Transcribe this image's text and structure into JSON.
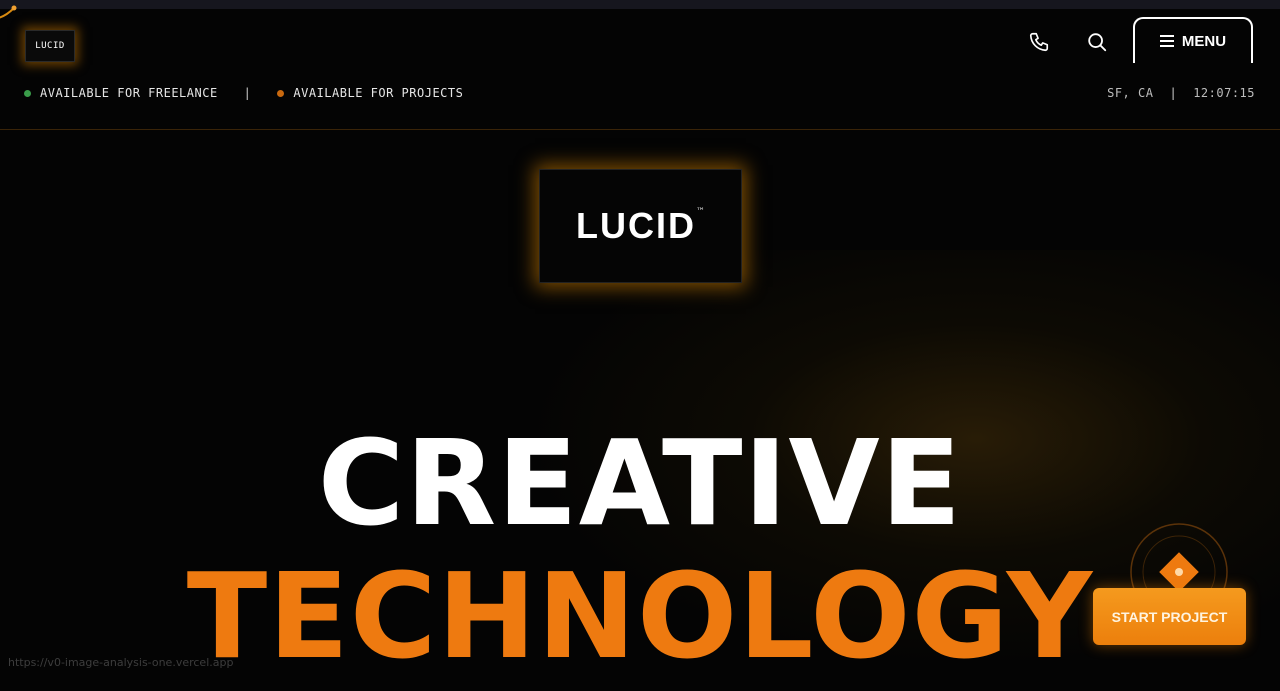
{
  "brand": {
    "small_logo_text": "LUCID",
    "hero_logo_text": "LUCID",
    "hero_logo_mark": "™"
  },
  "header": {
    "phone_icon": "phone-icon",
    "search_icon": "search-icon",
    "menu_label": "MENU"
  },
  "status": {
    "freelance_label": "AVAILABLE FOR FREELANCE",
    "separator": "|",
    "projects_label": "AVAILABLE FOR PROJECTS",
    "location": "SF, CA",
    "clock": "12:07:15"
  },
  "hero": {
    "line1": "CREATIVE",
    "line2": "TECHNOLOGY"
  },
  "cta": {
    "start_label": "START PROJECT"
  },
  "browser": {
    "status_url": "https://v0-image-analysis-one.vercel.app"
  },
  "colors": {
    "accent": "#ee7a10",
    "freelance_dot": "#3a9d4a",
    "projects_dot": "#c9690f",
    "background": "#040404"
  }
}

-----

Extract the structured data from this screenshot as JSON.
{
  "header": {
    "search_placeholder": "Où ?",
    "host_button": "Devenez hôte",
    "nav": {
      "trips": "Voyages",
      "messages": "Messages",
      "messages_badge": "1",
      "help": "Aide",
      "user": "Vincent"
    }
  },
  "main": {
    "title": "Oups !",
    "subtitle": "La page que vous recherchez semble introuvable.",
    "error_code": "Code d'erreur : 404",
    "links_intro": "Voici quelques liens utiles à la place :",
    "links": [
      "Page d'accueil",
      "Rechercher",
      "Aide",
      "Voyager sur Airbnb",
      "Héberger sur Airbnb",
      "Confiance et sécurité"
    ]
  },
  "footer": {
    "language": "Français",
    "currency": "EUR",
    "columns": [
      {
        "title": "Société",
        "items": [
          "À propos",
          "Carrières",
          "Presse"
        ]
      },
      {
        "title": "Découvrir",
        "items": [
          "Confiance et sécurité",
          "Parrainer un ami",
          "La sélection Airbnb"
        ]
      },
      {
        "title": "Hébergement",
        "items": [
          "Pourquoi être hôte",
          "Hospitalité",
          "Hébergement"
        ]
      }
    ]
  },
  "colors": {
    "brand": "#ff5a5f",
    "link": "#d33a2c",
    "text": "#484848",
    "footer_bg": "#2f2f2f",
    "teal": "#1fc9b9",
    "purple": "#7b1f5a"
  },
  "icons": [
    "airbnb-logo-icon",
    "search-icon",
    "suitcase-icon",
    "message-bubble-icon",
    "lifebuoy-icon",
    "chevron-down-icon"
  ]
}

-----

**Brief**
Count how many lines of the material hold the string "sécurité". Give the number and nothing more.

**The result**
2